STATED PROBLEM: Wherever a line below holds the word "taquilla", copy that line.

- - -

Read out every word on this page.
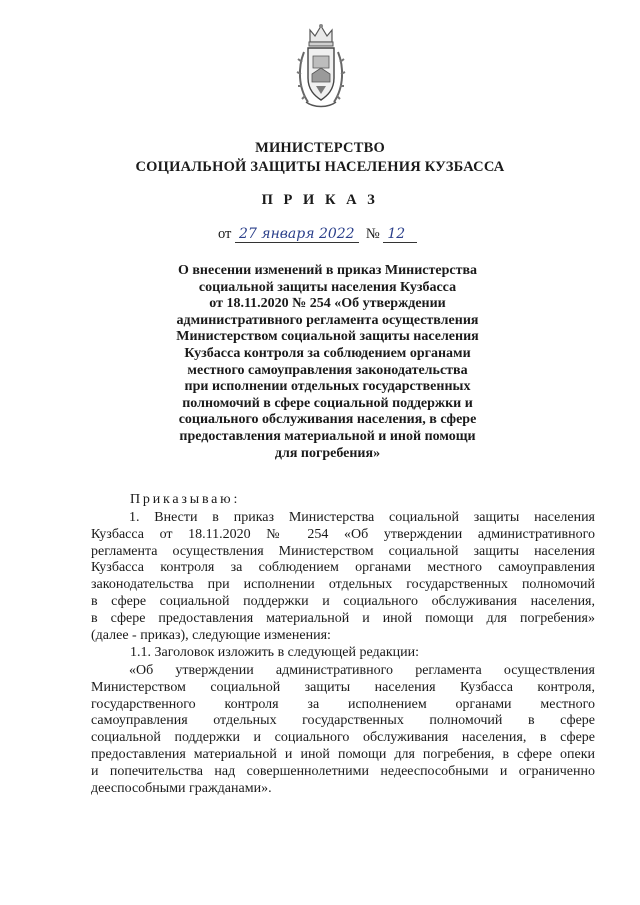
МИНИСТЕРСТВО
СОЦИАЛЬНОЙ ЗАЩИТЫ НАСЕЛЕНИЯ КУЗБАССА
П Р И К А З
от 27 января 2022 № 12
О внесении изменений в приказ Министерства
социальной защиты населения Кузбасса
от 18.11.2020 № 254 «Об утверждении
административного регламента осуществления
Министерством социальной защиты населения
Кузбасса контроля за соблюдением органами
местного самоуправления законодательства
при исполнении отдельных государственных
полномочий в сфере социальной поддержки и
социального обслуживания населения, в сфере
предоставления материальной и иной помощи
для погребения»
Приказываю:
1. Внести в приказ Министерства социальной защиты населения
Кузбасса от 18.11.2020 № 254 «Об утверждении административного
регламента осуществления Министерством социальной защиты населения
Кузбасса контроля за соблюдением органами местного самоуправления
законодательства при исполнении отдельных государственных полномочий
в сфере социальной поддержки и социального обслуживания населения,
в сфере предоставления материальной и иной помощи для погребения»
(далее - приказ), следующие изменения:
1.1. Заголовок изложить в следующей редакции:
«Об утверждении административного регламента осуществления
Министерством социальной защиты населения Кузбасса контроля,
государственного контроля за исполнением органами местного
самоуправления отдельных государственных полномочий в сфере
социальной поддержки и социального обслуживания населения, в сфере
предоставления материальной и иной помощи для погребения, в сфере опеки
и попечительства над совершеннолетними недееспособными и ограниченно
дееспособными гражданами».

- - -

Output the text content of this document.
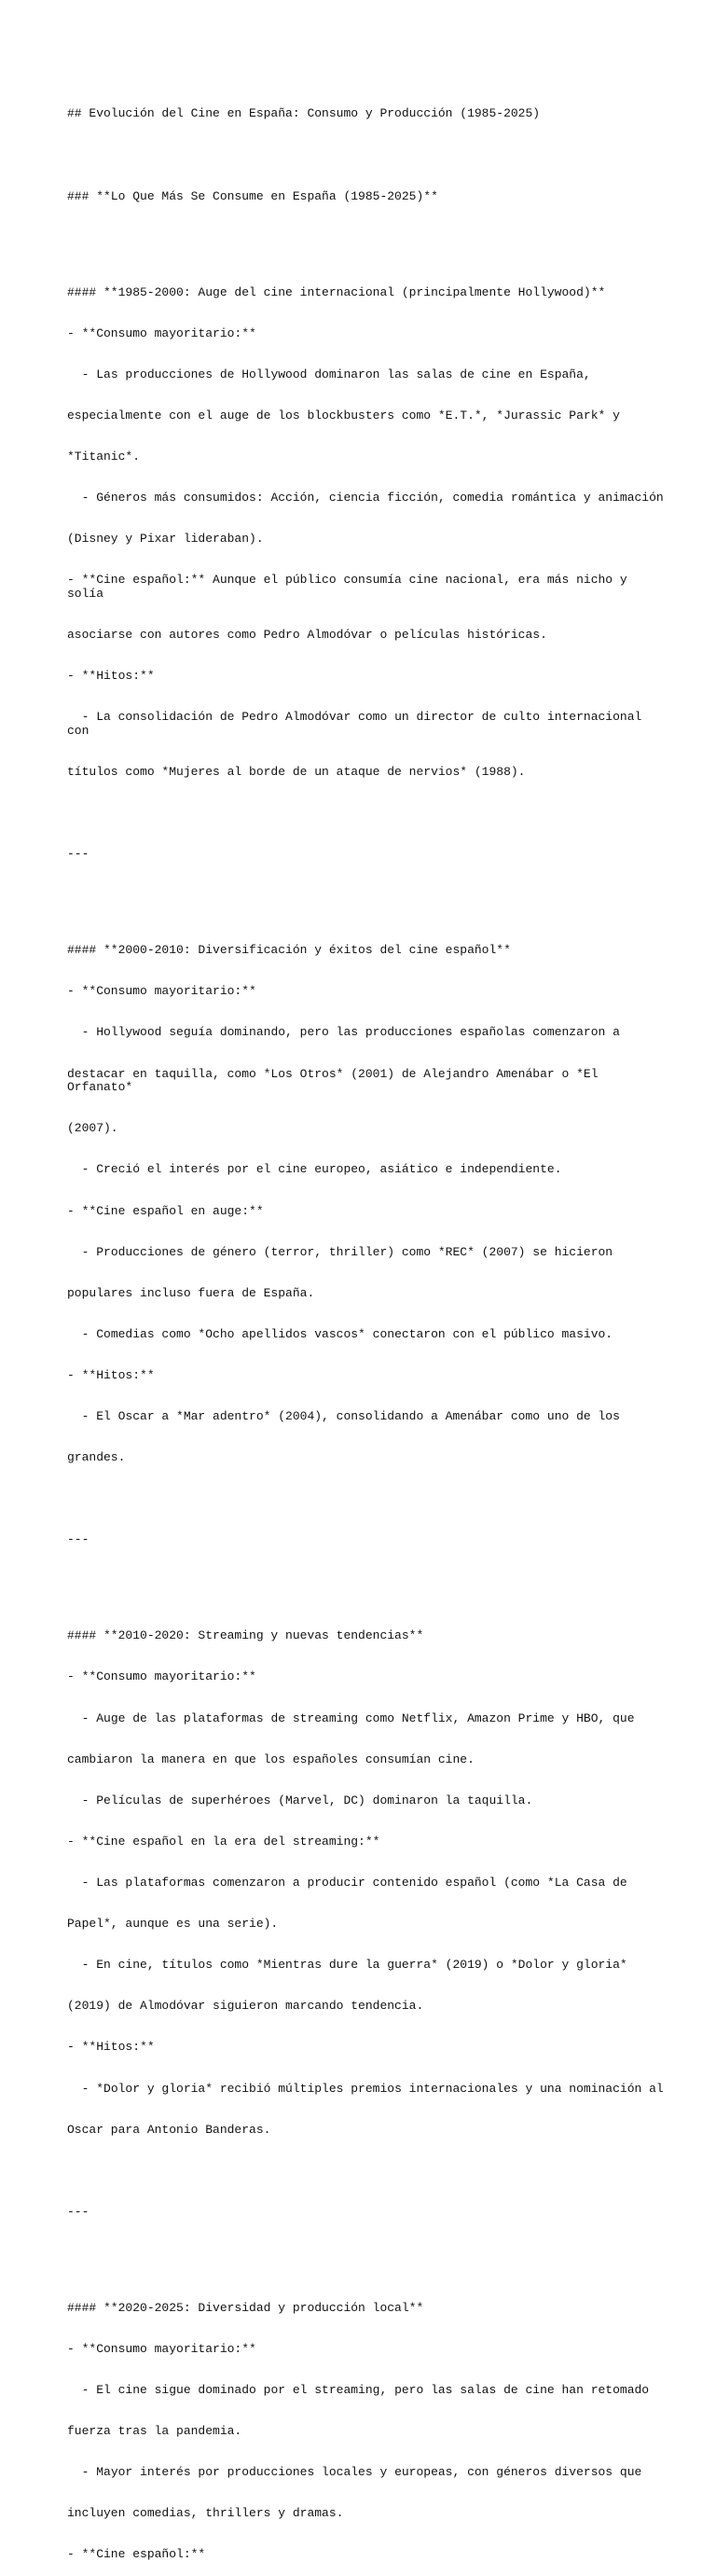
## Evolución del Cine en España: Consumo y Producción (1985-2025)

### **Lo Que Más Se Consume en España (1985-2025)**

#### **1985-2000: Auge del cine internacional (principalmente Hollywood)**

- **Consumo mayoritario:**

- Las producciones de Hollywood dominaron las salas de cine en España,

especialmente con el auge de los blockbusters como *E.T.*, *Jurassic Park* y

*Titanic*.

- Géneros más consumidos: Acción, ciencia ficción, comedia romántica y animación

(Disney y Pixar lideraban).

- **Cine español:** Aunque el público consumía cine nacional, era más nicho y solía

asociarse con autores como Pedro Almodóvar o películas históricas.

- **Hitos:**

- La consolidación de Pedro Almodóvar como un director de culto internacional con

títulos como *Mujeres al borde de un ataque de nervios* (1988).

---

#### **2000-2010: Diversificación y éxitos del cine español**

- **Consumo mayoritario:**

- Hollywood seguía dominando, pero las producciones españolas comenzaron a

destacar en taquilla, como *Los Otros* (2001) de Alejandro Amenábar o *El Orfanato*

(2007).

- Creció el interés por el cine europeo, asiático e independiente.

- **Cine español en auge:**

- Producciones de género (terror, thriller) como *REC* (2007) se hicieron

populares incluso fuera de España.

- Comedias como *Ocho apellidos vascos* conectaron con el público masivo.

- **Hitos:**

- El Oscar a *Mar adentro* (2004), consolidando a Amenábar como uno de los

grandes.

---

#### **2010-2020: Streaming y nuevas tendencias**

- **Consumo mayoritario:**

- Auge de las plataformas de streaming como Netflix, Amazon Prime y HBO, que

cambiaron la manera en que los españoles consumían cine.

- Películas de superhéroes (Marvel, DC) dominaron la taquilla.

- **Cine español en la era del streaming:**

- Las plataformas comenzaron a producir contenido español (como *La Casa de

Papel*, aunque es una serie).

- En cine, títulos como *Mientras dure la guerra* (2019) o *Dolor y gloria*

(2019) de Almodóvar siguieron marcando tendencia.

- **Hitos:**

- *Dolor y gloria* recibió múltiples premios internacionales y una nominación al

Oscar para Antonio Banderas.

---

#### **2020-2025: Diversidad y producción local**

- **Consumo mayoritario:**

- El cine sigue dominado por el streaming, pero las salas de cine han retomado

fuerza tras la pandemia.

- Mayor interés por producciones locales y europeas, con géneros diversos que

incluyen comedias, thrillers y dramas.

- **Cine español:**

- - -

ANSWER BELOW:
destacar en taquilla, como *Los Otros* (2001) de Alejandro Amenábar o *El Orfanato*
- Películas de superhéroes (Marvel, DC) dominaron la taquilla.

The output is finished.